WHAT IS EXPECTED -> Return the complete listing that follows, with each line reproduced exactly.

--------------------------------------------------

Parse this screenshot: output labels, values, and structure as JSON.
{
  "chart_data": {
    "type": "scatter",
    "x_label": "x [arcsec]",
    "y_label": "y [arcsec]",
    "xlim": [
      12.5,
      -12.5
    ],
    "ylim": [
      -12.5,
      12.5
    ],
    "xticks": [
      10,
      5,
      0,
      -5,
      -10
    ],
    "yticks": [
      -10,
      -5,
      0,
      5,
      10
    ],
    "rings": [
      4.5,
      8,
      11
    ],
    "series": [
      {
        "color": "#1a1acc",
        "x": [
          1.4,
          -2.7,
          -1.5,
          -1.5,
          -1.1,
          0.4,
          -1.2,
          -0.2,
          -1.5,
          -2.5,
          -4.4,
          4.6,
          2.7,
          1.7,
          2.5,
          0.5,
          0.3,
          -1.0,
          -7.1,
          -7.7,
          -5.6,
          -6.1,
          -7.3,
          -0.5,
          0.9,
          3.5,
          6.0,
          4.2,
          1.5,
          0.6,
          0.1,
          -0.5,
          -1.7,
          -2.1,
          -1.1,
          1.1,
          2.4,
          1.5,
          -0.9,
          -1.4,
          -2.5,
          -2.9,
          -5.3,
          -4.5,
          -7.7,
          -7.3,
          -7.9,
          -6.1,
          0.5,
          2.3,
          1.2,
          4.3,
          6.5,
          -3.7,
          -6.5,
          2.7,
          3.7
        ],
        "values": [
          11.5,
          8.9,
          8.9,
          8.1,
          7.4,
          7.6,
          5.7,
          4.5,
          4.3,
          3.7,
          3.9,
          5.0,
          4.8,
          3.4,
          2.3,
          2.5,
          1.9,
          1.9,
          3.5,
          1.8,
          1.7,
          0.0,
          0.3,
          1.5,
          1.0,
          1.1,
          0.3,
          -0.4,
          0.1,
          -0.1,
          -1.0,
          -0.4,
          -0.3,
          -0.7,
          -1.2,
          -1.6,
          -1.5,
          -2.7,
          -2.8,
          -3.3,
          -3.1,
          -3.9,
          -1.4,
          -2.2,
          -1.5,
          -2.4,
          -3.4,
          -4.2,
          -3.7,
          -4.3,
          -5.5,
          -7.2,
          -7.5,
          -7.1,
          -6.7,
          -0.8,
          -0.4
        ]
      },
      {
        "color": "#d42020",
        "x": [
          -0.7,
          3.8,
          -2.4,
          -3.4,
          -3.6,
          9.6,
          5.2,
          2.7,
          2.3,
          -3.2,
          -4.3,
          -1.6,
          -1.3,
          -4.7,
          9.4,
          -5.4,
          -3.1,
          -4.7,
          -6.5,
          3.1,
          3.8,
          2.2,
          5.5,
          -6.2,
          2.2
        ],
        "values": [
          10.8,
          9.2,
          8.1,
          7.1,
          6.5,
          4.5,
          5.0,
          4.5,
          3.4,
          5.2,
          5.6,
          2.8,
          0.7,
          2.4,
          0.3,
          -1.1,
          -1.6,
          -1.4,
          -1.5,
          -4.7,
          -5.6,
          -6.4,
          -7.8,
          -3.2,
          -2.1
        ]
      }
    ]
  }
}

--------------------------------------------------

SOLUTION FOR THIS TASK ->
Parse this screenshot: output labels, values, and structure as JSON.
{
  "chart_data": {
    "type": "scatter",
    "x_label": "x [arcsec]",
    "y_label": "y [arcsec]",
    "xlim": [
      12.5,
      -12.5
    ],
    "ylim": [
      -12.5,
      12.5
    ],
    "xticks": [
      10,
      5,
      0,
      -5,
      -10
    ],
    "yticks": [
      -10,
      -5,
      0,
      5,
      10
    ],
    "rings": [
      4.5,
      8,
      11
    ],
    "series": [
      {
        "color": "#1a1acc",
        "x": [
          1.4,
          -2.7,
          -1.5,
          -1.5,
          -1.1,
          0.4,
          -1.2,
          -0.2,
          -1.5,
          -2.5,
          -4.4,
          4.6,
          2.7,
          1.7,
          2.5,
          0.5,
          0.3,
          -1.0,
          -7.1,
          -7.7,
          -5.6,
          -6.1,
          -7.3,
          -0.5,
          0.9,
          3.5,
          6.0,
          4.2,
          1.5,
          0.6,
          0.1,
          -0.5,
          -1.7,
          -2.1,
          -1.1,
          1.1,
          2.4,
          1.5,
          -0.9,
          -1.4,
          -2.5,
          -2.9,
          -5.3,
          -4.5,
          -7.7,
          -7.3,
          -7.9,
          -6.1,
          0.5,
          2.3,
          1.2,
          4.3,
          6.5,
          -3.7,
          -6.5,
          2.7,
          3.7
        ],
        "values": [
          11.5,
          8.9,
          8.9,
          8.1,
          7.4,
          7.6,
          5.7,
          4.5,
          4.3,
          3.7,
          3.9,
          5.0,
          4.8,
          3.4,
          2.3,
          2.5,
          1.9,
          1.9,
          3.5,
          1.8,
          1.7,
          0.0,
          0.3,
          1.5,
          1.0,
          1.1,
          0.3,
          -0.4,
          0.1,
          -0.1,
          -1.0,
          -0.4,
          -0.3,
          -0.7,
          -1.2,
          -1.6,
          -1.5,
          -2.7,
          -2.8,
          -3.3,
          -3.1,
          -3.9,
          -1.4,
          -2.2,
          -1.5,
          -2.4,
          -3.4,
          -4.2,
          -3.7,
          -4.3,
          -5.5,
          -7.2,
          -7.5,
          -7.1,
          -6.7,
          -0.8,
          -0.4
        ]
      },
      {
        "color": "#d42020",
        "x": [
          -0.7,
          3.8,
          -2.4,
          -3.4,
          -3.6,
          9.6,
          5.2,
          2.7,
          2.3,
          -3.2,
          -4.3,
          -1.6,
          -1.3,
          -4.7,
          9.4,
          -5.4,
          -3.1,
          -4.7,
          -6.5,
          3.1,
          3.8,
          2.2,
          5.5,
          -6.2,
          2.2
        ],
        "values": [
          10.8,
          9.2,
          8.1,
          7.1,
          6.5,
          4.5,
          5.0,
          4.5,
          3.4,
          5.2,
          5.6,
          2.8,
          0.7,
          2.4,
          0.3,
          -1.1,
          -1.6,
          -1.4,
          -1.5,
          -4.7,
          -5.6,
          -6.4,
          -7.8,
          -3.2,
          -2.1
        ]
      }
    ]
  }
}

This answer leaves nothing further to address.